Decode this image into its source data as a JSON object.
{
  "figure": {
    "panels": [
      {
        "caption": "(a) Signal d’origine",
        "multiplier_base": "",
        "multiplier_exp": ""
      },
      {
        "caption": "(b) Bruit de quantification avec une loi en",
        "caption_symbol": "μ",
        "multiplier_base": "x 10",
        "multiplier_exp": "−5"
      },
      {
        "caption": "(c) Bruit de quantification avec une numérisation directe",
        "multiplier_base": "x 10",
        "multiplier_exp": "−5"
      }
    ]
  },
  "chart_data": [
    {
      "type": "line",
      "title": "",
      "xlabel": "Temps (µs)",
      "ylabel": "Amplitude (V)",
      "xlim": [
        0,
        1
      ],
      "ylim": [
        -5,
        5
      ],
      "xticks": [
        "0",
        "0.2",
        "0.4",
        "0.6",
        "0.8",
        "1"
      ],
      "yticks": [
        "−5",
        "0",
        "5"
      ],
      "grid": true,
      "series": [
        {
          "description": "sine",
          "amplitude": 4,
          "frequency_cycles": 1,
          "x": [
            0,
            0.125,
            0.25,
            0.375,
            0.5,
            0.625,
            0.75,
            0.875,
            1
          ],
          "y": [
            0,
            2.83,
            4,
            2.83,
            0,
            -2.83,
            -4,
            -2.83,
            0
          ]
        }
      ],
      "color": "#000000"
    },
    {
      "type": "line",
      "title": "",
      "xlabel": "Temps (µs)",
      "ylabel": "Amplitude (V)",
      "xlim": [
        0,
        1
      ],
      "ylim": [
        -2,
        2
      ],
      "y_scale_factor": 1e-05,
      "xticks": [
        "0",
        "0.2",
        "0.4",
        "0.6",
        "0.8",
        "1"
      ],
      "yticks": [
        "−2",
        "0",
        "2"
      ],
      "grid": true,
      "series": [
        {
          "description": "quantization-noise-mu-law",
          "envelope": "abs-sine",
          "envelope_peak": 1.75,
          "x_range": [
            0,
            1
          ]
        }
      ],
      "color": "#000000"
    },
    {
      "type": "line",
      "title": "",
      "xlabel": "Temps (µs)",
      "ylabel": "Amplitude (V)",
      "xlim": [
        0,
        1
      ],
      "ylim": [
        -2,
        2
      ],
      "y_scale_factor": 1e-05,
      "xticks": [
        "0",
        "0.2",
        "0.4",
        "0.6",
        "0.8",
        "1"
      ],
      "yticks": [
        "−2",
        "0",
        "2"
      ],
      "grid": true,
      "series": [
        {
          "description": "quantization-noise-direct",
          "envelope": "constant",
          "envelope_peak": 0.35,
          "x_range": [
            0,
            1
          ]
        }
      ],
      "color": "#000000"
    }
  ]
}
◆ ◆ ◆ ◆ ◆ ◆ ◆
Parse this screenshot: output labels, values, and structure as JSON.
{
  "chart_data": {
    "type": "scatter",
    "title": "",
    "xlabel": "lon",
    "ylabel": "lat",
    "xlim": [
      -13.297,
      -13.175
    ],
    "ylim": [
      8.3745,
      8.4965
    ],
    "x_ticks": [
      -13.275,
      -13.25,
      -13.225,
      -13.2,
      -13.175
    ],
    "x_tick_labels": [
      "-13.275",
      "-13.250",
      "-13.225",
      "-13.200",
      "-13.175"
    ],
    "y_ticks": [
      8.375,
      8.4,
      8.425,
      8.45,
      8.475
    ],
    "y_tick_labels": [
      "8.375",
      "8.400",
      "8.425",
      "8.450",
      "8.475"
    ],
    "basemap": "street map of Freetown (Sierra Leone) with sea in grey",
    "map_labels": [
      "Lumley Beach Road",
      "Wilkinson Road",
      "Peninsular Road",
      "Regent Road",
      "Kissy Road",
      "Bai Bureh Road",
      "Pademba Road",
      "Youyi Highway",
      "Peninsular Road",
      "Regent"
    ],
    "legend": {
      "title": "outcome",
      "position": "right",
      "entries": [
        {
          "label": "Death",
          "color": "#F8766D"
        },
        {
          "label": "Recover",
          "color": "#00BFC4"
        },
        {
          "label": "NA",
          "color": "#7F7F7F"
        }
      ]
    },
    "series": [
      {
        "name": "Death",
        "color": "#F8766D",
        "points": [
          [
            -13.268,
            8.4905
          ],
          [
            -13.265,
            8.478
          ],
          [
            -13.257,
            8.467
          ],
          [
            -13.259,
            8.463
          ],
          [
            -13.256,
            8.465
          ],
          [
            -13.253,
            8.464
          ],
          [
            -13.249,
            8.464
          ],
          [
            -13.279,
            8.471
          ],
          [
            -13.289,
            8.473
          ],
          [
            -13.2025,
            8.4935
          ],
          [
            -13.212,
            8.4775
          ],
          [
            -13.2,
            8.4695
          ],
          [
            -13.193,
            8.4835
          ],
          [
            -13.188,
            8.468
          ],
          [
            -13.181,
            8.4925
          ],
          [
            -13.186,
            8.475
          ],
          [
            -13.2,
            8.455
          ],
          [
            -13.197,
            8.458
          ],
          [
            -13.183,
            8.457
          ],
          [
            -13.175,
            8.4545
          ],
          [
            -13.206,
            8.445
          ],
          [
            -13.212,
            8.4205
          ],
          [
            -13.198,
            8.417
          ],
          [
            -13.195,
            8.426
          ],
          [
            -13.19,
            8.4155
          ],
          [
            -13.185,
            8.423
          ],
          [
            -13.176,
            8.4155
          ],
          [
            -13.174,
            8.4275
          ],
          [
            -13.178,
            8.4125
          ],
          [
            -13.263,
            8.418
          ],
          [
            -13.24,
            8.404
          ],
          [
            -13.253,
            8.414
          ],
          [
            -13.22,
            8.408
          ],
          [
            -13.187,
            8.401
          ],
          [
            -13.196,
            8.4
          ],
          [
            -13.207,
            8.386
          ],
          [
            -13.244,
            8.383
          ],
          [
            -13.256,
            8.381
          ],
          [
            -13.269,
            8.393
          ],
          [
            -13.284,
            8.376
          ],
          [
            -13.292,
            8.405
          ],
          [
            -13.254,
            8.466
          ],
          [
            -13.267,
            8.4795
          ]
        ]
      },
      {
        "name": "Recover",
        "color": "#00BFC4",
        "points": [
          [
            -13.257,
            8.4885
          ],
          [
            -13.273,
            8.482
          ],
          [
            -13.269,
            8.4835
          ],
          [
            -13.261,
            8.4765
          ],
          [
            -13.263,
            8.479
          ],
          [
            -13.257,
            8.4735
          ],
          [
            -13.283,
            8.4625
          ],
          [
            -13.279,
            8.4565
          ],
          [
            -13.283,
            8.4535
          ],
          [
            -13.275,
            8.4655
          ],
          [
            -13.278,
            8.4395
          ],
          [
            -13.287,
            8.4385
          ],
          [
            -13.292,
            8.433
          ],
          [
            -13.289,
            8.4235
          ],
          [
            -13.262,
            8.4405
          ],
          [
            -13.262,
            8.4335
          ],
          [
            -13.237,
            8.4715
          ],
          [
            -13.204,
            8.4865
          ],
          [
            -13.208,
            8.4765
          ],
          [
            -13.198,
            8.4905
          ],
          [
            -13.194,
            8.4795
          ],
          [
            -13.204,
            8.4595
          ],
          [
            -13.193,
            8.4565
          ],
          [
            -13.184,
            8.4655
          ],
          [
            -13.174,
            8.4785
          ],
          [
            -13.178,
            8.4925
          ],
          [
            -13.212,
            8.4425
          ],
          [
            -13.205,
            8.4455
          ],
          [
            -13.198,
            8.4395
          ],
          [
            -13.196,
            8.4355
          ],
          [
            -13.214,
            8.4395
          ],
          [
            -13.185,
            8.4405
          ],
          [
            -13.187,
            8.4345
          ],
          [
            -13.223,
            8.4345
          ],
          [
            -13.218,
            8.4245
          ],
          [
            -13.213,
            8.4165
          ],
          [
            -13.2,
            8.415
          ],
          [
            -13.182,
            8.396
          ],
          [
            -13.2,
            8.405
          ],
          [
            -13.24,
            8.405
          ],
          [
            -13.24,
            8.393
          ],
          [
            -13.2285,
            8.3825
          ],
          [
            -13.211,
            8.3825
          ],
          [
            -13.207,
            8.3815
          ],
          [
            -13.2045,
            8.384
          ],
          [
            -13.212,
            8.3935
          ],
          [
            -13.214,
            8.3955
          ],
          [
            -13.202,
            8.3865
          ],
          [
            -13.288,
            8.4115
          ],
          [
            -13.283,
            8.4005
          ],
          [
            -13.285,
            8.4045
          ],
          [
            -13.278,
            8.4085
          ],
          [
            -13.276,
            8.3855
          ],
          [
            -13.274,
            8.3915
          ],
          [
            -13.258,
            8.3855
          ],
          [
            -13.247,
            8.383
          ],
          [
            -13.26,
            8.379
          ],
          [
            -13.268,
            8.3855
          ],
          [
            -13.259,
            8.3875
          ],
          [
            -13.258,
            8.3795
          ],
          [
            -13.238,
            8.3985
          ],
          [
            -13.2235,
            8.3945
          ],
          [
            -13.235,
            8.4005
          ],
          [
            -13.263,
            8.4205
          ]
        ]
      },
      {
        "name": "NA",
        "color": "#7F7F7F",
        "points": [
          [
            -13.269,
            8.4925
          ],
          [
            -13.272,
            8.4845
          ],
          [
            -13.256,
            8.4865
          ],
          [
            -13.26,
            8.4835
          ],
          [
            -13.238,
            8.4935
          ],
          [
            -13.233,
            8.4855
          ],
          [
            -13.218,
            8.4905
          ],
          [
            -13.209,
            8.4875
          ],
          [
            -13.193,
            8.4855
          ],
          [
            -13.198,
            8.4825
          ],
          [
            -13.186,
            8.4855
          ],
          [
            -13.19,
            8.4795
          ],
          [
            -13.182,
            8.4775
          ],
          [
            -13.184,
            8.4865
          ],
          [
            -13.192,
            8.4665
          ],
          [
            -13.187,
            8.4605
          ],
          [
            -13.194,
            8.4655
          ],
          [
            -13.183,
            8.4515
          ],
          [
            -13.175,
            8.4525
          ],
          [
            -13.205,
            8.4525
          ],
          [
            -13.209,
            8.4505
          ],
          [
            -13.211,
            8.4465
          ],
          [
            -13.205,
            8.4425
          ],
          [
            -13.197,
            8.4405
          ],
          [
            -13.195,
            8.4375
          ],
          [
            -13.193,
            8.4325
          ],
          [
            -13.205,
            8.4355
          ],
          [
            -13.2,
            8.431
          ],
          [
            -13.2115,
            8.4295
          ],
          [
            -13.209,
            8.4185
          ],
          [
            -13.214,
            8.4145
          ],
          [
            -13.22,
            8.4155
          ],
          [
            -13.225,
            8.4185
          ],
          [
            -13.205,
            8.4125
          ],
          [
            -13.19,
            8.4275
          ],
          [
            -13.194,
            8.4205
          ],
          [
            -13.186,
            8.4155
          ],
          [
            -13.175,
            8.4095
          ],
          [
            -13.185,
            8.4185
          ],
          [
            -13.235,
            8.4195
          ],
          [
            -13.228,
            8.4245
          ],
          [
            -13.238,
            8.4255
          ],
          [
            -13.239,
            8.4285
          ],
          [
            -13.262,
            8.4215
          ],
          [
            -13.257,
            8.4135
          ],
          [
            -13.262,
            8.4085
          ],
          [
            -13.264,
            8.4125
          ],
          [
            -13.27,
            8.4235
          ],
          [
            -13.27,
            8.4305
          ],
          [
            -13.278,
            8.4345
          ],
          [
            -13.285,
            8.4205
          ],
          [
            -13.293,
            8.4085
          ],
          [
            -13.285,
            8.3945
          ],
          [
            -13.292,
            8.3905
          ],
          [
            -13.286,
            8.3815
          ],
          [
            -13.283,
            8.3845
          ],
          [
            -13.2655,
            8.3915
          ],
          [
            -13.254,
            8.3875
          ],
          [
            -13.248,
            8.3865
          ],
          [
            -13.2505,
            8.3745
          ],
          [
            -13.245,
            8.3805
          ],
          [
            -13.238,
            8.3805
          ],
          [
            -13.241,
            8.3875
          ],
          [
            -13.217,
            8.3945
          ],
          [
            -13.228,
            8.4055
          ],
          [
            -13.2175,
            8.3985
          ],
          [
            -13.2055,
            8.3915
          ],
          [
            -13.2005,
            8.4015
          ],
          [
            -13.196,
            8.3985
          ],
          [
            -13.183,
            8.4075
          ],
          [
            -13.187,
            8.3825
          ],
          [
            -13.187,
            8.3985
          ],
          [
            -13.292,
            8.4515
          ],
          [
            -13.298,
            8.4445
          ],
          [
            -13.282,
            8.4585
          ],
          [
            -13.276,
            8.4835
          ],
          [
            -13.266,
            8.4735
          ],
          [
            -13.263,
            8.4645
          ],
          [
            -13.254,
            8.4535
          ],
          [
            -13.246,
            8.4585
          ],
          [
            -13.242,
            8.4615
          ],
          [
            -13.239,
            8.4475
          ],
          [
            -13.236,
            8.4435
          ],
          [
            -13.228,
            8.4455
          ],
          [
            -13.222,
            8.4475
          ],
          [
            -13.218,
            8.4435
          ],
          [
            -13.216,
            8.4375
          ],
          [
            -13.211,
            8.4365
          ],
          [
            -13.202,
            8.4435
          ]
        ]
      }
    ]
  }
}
◆ ◆ ◆ ◆ ◆ ◆ ◆
Filter the records above and return every line that holds the word "color".

      "color": "#000000"
      "color": "#000000"
      "color": "#000000"
          "color": "#F8766D"
          "color": "#00BFC4"
          "color": "#7F7F7F"
        "color": "#F8766D",
        "color": "#00BFC4",
        "color": "#7F7F7F",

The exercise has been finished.